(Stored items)
┄┄┄┄┄┄
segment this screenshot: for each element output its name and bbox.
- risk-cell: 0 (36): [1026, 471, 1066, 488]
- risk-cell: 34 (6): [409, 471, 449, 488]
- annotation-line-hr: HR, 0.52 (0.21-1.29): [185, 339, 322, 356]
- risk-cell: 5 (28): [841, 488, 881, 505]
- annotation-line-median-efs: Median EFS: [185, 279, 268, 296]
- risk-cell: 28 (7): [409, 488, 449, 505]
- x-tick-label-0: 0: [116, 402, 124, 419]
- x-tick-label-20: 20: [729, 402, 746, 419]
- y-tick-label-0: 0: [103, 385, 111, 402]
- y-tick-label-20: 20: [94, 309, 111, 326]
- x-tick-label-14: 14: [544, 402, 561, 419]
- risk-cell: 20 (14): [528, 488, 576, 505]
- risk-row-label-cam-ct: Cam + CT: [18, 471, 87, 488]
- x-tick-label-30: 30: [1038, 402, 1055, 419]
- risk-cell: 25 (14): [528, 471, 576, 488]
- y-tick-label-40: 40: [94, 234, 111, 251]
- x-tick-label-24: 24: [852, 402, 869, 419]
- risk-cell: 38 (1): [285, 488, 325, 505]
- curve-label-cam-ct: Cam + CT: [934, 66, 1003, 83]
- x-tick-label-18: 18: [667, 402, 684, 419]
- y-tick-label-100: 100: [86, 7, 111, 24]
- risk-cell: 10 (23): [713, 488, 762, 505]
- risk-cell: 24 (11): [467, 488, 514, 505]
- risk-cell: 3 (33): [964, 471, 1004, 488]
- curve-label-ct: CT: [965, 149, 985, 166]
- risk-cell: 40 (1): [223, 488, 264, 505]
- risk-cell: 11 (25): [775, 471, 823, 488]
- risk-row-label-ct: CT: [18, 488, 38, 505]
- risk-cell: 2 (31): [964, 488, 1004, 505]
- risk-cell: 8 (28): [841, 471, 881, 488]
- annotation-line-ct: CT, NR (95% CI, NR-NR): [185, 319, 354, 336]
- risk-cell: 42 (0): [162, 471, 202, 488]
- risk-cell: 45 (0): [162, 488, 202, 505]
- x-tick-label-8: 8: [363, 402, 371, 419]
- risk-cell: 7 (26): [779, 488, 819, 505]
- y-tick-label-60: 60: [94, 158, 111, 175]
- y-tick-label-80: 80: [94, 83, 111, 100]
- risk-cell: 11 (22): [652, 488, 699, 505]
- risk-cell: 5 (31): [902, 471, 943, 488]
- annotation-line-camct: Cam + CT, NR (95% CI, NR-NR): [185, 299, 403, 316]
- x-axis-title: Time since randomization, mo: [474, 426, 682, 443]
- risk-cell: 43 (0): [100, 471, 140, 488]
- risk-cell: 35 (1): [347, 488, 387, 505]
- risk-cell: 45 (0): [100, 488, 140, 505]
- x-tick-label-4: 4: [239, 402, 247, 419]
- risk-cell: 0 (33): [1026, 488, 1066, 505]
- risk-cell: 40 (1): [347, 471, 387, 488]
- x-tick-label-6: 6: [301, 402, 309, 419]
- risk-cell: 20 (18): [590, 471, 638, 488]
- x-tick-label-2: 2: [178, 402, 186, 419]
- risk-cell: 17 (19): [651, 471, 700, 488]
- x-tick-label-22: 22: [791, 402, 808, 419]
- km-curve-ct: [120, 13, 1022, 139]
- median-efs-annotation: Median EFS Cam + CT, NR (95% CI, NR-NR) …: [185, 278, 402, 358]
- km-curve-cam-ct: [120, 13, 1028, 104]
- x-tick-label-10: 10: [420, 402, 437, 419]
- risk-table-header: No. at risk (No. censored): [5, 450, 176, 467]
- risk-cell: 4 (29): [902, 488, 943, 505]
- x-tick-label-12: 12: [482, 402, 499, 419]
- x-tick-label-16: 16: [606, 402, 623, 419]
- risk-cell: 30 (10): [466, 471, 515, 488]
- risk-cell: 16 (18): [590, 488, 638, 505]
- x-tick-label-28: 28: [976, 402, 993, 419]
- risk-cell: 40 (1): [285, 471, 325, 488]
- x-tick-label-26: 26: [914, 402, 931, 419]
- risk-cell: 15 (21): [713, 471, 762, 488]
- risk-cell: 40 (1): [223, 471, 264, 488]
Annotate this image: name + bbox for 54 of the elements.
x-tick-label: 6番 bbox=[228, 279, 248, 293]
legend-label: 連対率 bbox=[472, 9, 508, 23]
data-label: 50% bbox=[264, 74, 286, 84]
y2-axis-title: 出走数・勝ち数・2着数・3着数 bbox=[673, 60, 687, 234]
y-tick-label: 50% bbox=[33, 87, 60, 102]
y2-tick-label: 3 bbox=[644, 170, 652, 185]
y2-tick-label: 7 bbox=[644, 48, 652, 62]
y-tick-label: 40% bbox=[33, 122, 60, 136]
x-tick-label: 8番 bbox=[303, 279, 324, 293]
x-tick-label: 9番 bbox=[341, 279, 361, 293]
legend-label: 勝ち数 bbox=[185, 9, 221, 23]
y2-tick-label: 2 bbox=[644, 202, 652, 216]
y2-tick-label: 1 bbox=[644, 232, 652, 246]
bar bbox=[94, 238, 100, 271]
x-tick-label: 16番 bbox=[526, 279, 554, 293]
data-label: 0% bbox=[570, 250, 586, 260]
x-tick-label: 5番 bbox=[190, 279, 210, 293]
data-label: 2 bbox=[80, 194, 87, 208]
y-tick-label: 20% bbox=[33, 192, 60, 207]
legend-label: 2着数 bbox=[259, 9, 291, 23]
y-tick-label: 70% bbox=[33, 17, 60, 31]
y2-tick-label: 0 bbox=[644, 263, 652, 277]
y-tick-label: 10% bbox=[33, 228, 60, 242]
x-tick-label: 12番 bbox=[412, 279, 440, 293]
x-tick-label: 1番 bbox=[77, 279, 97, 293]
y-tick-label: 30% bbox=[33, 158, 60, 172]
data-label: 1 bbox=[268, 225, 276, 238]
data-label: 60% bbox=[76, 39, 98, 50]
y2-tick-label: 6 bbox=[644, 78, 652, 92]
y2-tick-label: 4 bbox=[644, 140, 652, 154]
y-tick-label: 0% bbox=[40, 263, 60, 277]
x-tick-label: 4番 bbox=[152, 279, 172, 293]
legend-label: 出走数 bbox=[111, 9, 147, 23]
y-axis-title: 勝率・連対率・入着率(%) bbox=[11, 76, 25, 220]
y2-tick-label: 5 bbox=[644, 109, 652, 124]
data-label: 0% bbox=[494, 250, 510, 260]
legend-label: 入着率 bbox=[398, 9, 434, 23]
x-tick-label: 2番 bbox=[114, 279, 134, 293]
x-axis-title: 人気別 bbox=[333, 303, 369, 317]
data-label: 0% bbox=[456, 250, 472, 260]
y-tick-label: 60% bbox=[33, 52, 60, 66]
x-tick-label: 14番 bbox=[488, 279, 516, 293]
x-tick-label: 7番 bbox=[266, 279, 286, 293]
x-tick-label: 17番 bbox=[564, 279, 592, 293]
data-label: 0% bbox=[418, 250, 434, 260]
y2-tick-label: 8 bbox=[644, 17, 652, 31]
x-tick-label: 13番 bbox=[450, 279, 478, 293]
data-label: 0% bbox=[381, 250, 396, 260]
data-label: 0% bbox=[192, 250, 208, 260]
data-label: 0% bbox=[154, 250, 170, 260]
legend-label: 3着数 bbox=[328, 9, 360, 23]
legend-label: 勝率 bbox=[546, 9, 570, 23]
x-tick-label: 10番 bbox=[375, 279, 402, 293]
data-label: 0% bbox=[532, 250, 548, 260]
┄┄┄┄┄┄
THE REQUEST: Repeat the lines from the first one up to and including the line with "- risk-cell: 3 (33): [964, 471, 1004, 488]", unchanged.

WRITTEN ANSWER:
segment this screenshot: for each element output its name and bbox.
- risk-cell: 0 (36): [1026, 471, 1066, 488]
- risk-cell: 34 (6): [409, 471, 449, 488]
- annotation-line-hr: HR, 0.52 (0.21-1.29): [185, 339, 322, 356]
- risk-cell: 5 (28): [841, 488, 881, 505]
- annotation-line-median-efs: Median EFS: [185, 279, 268, 296]
- risk-cell: 28 (7): [409, 488, 449, 505]
- x-tick-label-0: 0: [116, 402, 124, 419]
- x-tick-label-20: 20: [729, 402, 746, 419]
- y-tick-label-0: 0: [103, 385, 111, 402]
- y-tick-label-20: 20: [94, 309, 111, 326]
- x-tick-label-14: 14: [544, 402, 561, 419]
- risk-cell: 20 (14): [528, 488, 576, 505]
- risk-row-label-cam-ct: Cam + CT: [18, 471, 87, 488]
- x-tick-label-30: 30: [1038, 402, 1055, 419]
- risk-cell: 25 (14): [528, 471, 576, 488]
- y-tick-label-40: 40: [94, 234, 111, 251]
- x-tick-label-24: 24: [852, 402, 869, 419]
- risk-cell: 38 (1): [285, 488, 325, 505]
- curve-label-cam-ct: Cam + CT: [934, 66, 1003, 83]
- x-tick-label-18: 18: [667, 402, 684, 419]
- y-tick-label-100: 100: [86, 7, 111, 24]
- risk-cell: 10 (23): [713, 488, 762, 505]
- risk-cell: 24 (11): [467, 488, 514, 505]
- risk-cell: 3 (33): [964, 471, 1004, 488]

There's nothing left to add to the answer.